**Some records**
•••
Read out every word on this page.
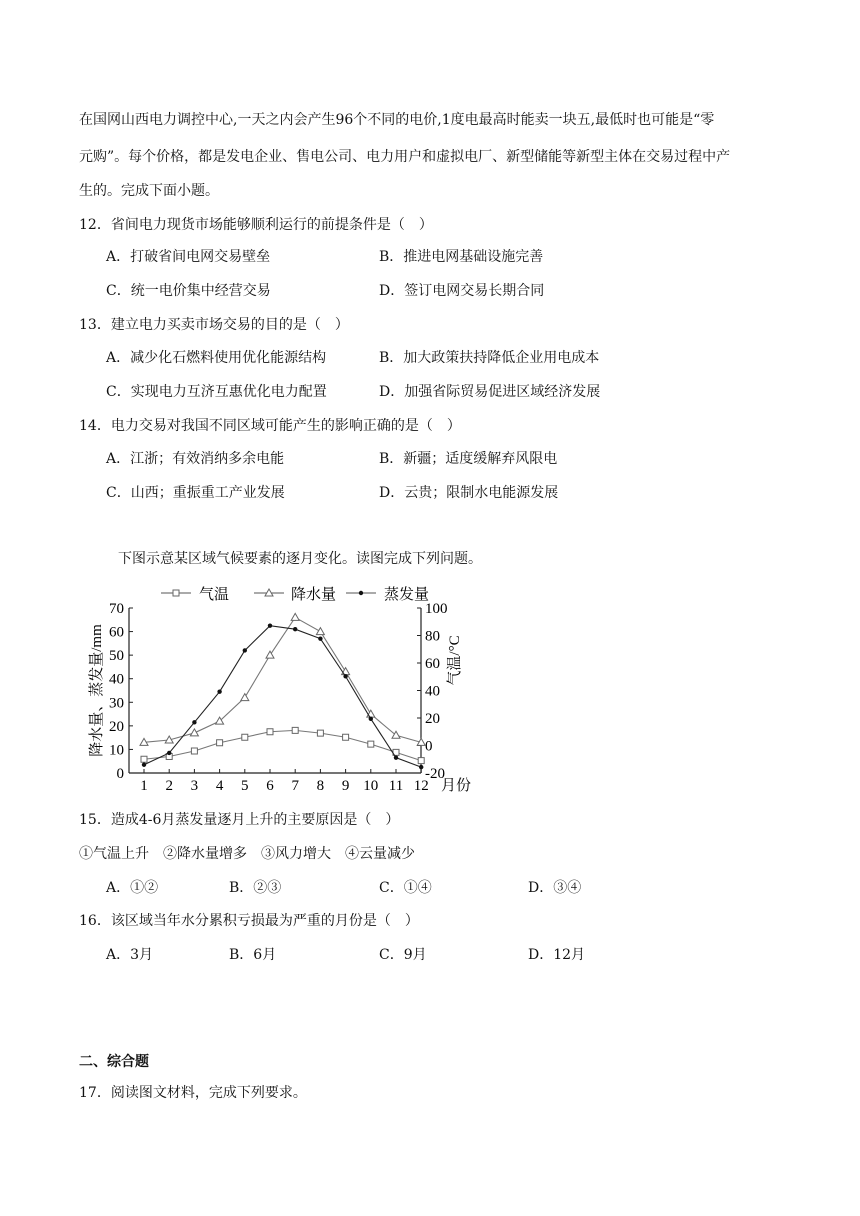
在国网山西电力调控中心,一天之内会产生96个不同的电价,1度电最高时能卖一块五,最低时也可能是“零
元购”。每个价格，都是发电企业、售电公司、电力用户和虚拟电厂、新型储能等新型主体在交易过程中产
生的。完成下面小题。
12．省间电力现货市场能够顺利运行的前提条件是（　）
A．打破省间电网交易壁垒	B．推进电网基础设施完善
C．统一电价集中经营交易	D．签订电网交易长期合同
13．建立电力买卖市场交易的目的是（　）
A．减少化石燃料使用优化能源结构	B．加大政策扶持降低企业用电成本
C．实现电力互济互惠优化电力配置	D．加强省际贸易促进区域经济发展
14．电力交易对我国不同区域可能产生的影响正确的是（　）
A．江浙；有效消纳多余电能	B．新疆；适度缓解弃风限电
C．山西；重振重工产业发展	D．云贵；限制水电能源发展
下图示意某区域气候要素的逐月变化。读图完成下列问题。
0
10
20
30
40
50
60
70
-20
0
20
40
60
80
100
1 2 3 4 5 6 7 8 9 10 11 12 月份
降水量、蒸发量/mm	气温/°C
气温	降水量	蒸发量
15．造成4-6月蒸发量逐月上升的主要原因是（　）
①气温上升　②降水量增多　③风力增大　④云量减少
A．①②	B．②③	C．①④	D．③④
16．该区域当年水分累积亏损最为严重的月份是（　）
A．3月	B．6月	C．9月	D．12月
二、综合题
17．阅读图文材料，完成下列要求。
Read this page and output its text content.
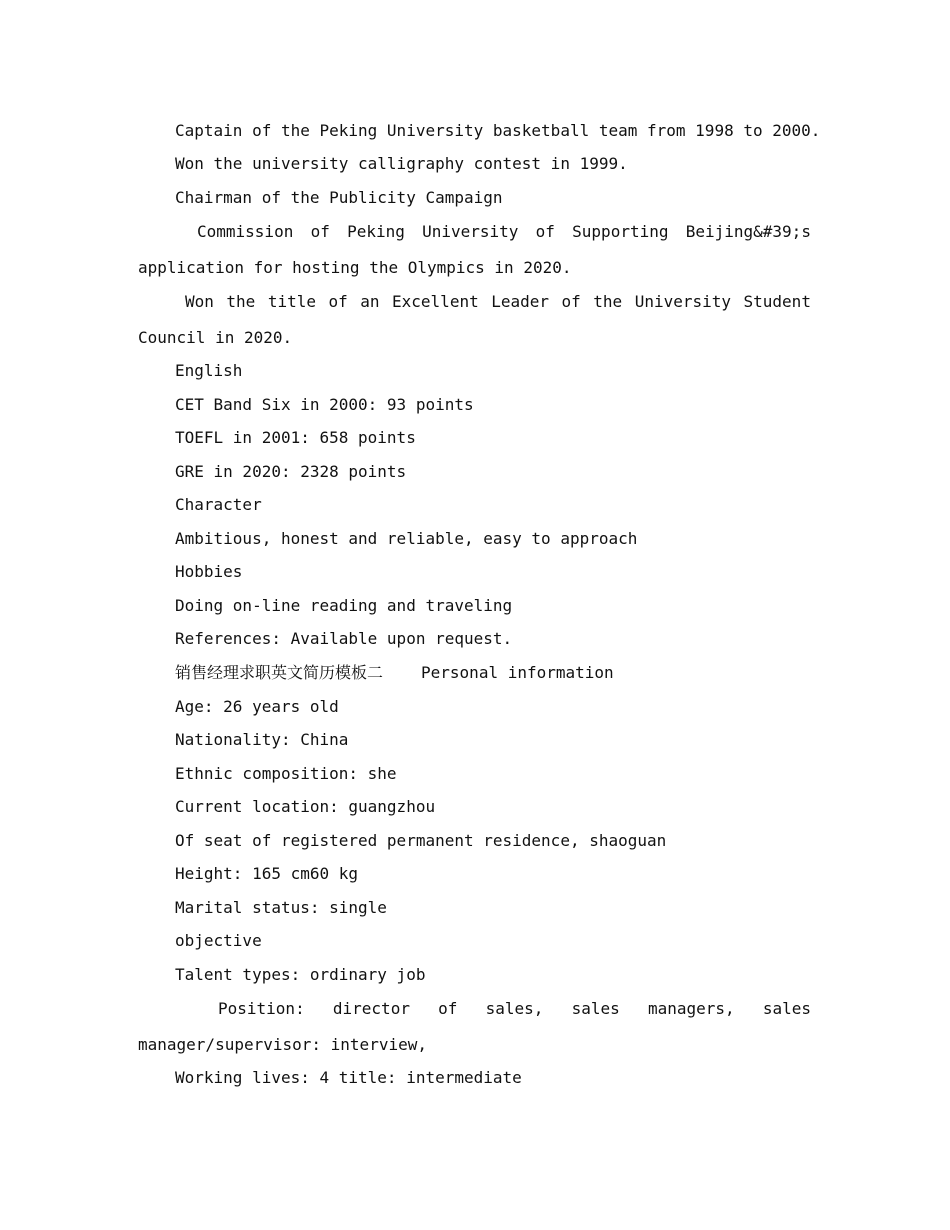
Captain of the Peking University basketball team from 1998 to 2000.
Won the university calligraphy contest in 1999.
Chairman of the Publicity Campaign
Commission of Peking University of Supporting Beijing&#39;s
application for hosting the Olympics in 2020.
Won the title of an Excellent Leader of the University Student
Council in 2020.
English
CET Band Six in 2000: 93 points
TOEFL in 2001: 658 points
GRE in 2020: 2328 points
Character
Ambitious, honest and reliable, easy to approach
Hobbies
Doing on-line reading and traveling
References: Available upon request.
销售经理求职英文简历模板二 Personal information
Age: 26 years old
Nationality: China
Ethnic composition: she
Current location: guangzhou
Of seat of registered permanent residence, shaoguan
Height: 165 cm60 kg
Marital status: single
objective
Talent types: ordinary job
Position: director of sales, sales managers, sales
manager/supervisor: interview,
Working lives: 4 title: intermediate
•••
Without the pictures, print the whole listing exactly as given.

Read out every word on this page.
在国网山西电力调控中心,一天之内会产生96个不同的电价,1度电最高时能卖一块五,最低时也可能是“零
元购”。每个价格，都是发电企业、售电公司、电力用户和虚拟电厂、新型储能等新型主体在交易过程中产
生的。完成下面小题。
12．省间电力现货市场能够顺利运行的前提条件是（　）
A．打破省间电网交易壁垒	B．推进电网基础设施完善
C．统一电价集中经营交易	D．签订电网交易长期合同
13．建立电力买卖市场交易的目的是（　）
A．减少化石燃料使用优化能源结构	B．加大政策扶持降低企业用电成本
C．实现电力互济互惠优化电力配置	D．加强省际贸易促进区域经济发展
14．电力交易对我国不同区域可能产生的影响正确的是（　）
A．江浙；有效消纳多余电能	B．新疆；适度缓解弃风限电
C．山西；重振重工产业发展	D．云贵；限制水电能源发展
下图示意某区域气候要素的逐月变化。读图完成下列问题。
0
10
20
30
40
50
60
70
-20
0
20
40
60
80
100
1 2 3 4 5 6 7 8 9 10 11 12 月份
降水量、蒸发量/mm	气温/°C
气温	降水量	蒸发量
15．造成4-6月蒸发量逐月上升的主要原因是（　）
①气温上升　②降水量增多　③风力增大　④云量减少
A．①②	B．②③	C．①④	D．③④
16．该区域当年水分累积亏损最为严重的月份是（　）
A．3月	B．6月	C．9月	D．12月
二、综合题
17．阅读图文材料，完成下列要求。
Read this page and output its text content.
Captain of the Peking University basketball team from 1998 to 2000.
Won the university calligraphy contest in 1999.
Chairman of the Publicity Campaign
Commission of Peking University of Supporting Beijing&#39;s
application for hosting the Olympics in 2020.
Won the title of an Excellent Leader of the University Student
Council in 2020.
English
CET Band Six in 2000: 93 points
TOEFL in 2001: 658 points
GRE in 2020: 2328 points
Character
Ambitious, honest and reliable, easy to approach
Hobbies
Doing on-line reading and traveling
References: Available upon request.
销售经理求职英文简历模板二 Personal information
Age: 26 years old
Nationality: China
Ethnic composition: she
Current location: guangzhou
Of seat of registered permanent residence, shaoguan
Height: 165 cm60 kg
Marital status: single
objective
Talent types: ordinary job
Position: director of sales, sales managers, sales
manager/supervisor: interview,
Working lives: 4 title: intermediate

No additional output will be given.